═════ DATA SHOWN ═════

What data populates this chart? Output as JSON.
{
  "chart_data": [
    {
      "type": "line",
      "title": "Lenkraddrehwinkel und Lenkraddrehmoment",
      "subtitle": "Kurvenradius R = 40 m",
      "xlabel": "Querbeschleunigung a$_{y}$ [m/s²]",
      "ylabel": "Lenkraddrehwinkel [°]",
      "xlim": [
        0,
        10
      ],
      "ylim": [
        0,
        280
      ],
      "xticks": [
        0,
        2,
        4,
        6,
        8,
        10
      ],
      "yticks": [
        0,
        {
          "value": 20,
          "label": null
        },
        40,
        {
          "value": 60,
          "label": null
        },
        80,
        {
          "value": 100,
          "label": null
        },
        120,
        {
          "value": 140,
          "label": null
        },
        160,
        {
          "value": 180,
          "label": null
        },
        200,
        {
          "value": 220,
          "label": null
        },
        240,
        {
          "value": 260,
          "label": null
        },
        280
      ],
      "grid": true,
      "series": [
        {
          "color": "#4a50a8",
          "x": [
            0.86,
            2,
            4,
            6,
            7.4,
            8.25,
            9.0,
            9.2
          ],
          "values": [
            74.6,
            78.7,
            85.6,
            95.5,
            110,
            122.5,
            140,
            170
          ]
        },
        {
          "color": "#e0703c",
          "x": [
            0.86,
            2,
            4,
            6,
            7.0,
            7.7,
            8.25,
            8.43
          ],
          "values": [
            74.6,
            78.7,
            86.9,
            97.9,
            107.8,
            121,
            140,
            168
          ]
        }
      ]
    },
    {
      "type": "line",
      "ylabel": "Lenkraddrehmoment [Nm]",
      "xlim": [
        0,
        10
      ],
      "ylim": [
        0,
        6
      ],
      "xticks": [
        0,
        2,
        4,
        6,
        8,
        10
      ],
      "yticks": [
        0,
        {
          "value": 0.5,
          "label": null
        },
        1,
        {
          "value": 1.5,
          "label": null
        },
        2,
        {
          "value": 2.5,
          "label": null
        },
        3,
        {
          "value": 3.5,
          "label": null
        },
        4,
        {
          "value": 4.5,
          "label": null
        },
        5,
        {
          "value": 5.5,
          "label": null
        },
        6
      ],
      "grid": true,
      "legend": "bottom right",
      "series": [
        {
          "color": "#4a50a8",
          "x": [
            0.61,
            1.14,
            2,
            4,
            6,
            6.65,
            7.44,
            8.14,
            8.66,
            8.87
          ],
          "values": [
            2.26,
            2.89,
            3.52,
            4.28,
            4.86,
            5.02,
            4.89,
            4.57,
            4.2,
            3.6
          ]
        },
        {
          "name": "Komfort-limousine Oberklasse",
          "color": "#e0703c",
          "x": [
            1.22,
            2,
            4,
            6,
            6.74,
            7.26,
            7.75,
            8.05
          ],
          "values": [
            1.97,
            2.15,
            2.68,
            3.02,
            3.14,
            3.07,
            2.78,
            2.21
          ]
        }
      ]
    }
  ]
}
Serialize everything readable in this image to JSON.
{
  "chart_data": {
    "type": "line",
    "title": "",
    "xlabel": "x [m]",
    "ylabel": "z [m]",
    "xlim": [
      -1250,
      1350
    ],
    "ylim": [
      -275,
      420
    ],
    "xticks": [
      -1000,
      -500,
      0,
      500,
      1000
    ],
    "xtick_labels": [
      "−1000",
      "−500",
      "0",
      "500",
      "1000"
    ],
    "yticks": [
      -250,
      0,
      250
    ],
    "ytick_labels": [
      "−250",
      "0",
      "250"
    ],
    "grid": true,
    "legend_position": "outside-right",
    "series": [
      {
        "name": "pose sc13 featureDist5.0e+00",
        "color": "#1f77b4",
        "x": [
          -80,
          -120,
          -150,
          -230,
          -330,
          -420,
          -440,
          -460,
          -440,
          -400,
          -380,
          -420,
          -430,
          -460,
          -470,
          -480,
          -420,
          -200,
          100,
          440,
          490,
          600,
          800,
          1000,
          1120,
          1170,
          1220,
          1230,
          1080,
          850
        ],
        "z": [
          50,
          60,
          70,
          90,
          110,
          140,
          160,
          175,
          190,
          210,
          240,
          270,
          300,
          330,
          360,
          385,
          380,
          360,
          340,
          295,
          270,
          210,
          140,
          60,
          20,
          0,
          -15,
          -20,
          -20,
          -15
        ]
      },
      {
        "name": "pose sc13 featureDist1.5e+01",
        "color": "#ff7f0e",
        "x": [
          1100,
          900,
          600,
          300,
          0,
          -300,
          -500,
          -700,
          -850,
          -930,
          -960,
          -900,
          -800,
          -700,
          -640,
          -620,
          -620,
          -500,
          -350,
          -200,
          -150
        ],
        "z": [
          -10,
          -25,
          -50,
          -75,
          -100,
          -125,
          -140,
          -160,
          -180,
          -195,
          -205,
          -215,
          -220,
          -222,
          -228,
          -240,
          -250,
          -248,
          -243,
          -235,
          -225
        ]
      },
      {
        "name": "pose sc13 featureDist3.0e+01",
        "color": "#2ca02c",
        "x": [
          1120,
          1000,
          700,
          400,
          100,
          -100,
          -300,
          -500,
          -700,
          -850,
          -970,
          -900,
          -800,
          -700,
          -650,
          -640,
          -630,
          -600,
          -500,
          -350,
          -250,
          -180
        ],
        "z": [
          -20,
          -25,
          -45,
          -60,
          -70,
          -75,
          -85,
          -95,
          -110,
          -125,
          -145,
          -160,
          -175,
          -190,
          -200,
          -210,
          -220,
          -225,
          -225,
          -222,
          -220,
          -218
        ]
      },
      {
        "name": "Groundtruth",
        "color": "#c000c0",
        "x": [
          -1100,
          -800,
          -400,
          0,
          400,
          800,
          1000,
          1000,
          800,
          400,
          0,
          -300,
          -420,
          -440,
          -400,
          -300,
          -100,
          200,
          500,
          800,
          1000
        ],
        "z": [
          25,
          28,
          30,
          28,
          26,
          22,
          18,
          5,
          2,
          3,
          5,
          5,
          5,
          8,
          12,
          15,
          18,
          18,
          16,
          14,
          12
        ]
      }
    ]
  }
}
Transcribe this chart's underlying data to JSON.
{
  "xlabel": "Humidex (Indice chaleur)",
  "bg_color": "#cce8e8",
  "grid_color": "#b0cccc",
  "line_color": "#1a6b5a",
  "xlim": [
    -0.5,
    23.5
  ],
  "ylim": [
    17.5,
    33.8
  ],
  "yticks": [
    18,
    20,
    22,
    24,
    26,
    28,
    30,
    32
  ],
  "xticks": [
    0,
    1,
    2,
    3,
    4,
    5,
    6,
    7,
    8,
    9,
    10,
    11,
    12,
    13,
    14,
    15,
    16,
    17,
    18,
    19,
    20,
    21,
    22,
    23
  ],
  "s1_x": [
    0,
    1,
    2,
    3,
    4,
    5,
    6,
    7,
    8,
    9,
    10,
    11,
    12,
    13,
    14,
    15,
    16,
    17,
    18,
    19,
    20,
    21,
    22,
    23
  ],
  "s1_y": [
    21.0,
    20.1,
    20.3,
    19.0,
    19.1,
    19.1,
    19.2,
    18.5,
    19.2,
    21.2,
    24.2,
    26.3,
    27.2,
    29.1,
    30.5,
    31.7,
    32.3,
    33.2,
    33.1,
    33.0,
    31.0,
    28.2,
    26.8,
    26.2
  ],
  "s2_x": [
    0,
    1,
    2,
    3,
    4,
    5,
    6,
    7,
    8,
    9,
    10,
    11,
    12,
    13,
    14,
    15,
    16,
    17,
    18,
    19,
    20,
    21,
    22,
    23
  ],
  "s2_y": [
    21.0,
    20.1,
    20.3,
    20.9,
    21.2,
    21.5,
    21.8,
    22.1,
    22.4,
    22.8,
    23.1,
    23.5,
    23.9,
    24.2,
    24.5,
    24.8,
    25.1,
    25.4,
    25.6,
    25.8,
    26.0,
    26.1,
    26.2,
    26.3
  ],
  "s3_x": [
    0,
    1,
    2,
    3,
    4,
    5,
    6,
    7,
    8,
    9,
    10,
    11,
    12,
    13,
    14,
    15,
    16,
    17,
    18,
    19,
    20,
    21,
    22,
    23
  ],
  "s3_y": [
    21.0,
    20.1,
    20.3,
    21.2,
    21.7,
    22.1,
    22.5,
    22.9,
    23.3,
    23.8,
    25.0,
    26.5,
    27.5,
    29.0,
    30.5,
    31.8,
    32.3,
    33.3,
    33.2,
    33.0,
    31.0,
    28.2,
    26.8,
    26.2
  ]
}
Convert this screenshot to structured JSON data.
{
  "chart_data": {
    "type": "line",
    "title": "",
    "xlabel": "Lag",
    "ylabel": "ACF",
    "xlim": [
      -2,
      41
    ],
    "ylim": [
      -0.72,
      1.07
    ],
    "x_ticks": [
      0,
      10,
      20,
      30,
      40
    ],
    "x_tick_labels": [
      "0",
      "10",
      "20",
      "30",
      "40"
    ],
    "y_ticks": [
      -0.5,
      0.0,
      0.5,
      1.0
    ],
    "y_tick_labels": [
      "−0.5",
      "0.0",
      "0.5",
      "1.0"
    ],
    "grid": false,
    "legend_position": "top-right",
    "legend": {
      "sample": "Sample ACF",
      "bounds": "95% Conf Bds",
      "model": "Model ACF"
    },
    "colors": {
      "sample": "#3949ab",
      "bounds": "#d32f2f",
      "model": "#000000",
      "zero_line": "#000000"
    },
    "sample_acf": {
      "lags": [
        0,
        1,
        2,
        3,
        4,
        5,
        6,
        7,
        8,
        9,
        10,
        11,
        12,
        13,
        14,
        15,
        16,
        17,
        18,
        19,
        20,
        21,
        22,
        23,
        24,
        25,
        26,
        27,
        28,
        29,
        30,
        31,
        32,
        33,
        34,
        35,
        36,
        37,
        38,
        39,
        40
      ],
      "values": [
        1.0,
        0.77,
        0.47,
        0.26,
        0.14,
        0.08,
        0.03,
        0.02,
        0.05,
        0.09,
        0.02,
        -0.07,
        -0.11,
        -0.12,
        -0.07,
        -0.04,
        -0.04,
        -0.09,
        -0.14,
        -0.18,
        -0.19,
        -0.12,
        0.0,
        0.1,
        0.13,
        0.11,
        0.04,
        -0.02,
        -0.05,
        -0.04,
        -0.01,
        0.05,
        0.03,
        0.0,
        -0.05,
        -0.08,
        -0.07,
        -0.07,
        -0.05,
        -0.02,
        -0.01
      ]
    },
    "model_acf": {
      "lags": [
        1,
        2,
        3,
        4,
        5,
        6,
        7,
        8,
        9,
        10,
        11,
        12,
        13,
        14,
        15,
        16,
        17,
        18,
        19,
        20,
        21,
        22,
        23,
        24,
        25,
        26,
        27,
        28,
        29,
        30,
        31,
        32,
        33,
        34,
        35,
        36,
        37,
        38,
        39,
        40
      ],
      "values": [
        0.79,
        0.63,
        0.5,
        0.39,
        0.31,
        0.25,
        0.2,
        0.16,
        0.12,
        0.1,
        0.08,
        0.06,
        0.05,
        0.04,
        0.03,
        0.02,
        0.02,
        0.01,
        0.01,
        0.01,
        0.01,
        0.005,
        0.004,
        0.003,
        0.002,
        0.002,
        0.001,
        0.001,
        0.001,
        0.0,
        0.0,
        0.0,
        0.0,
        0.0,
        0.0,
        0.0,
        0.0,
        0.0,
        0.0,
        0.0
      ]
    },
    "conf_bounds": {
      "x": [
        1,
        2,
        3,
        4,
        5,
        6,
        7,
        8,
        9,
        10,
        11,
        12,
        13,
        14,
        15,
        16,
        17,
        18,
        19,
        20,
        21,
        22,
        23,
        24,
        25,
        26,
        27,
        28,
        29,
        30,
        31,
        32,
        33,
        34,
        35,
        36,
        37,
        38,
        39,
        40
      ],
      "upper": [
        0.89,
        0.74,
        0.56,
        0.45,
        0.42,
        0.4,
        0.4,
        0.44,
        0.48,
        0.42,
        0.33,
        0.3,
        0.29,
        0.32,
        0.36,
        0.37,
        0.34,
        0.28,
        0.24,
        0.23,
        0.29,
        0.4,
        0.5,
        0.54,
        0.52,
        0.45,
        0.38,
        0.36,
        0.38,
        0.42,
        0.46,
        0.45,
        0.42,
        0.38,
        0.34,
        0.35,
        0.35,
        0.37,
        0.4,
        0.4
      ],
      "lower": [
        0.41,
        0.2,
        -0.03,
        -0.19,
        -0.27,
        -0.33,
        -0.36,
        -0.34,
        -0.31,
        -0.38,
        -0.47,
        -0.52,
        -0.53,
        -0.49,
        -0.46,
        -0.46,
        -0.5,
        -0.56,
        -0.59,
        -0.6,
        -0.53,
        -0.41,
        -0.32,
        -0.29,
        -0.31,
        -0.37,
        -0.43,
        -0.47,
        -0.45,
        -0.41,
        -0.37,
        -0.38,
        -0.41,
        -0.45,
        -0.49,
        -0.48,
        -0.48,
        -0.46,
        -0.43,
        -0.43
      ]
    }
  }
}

═════

TASK TO COMPLETE |
Identify the lines that contain the string "Lenkraddrehmoment", and copy every one of them.

IN RESPONSE |
      "title": "Lenkraddrehwinkel und Lenkraddrehmoment",
      "ylabel": "Lenkraddrehmoment [Nm]",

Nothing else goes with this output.